GIVEN REQUEST :: Select the lines of the records containing the word "this" and list them.

Saved data entries:
(begin)
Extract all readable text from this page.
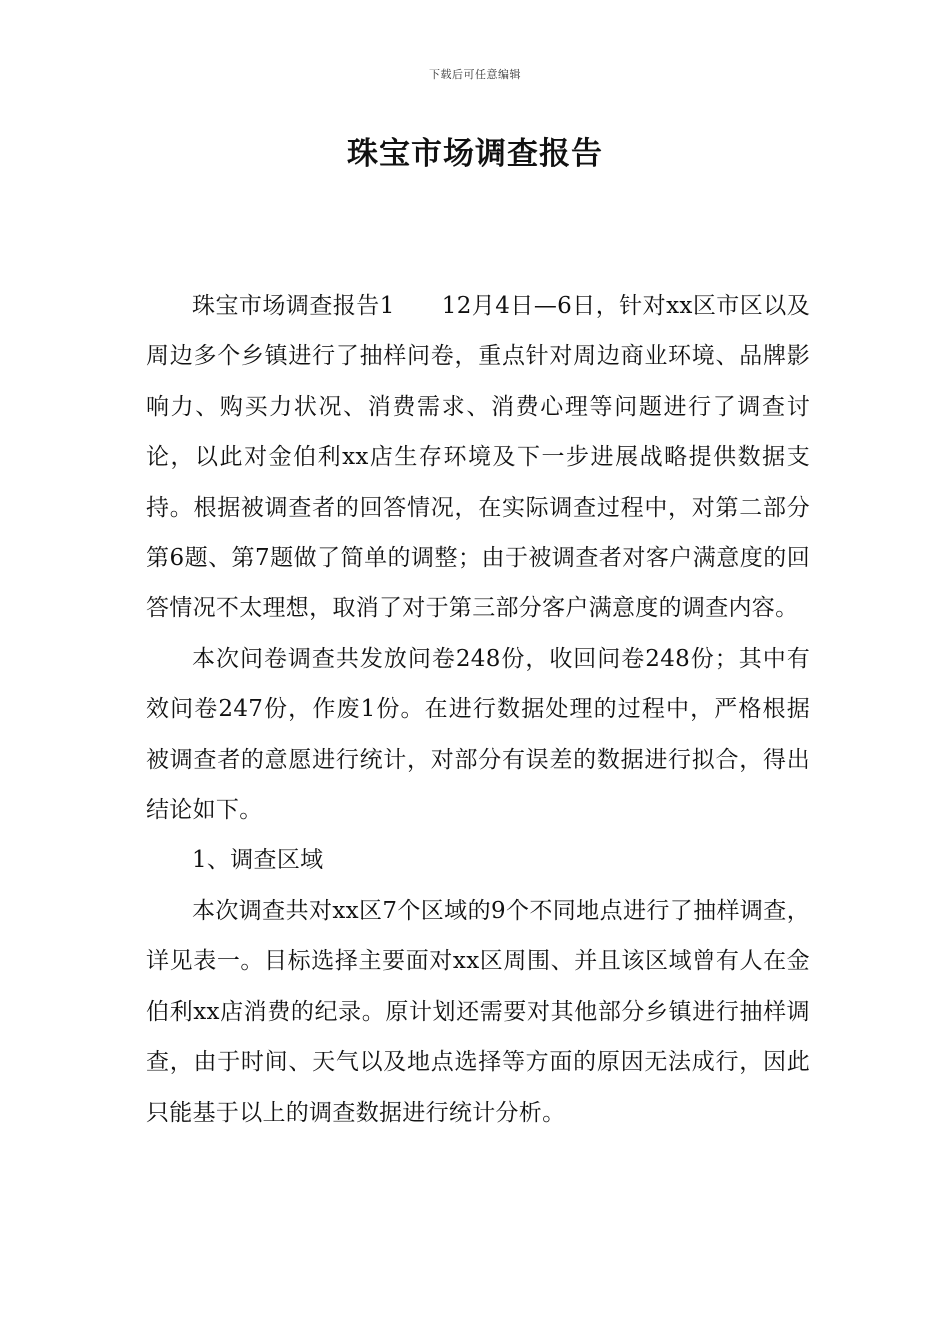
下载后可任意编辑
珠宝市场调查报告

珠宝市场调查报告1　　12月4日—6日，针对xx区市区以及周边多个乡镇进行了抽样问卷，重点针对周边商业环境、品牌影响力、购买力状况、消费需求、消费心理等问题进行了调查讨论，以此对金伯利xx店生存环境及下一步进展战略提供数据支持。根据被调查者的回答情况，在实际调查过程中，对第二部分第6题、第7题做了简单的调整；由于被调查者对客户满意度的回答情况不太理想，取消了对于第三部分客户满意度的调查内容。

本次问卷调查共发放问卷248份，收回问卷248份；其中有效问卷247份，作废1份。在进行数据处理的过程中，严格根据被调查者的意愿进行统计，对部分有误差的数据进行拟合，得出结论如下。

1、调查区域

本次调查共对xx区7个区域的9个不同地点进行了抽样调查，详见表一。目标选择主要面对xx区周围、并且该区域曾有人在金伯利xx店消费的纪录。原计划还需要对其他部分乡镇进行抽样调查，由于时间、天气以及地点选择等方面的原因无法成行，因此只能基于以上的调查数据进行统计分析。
(end)
(begin)
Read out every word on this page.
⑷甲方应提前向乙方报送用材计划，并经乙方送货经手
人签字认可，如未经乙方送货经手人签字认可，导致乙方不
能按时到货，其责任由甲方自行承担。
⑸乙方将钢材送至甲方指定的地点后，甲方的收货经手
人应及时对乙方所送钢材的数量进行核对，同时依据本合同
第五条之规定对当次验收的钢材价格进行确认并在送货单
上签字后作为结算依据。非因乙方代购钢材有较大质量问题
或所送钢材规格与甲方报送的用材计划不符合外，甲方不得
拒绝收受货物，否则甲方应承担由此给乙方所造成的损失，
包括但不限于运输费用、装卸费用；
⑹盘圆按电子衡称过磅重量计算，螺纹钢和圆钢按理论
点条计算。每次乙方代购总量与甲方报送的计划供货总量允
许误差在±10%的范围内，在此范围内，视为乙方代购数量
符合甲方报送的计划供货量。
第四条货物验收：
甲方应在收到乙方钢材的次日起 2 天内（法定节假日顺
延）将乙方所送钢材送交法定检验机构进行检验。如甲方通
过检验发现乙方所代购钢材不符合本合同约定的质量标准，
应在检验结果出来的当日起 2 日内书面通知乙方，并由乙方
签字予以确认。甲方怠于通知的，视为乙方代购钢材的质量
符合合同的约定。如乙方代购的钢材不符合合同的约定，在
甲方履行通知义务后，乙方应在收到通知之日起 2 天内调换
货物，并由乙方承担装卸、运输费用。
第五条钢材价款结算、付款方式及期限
(end)
EXERCISE RESPONSE ::
Extract all readable text from this page.
Read out every word on this page.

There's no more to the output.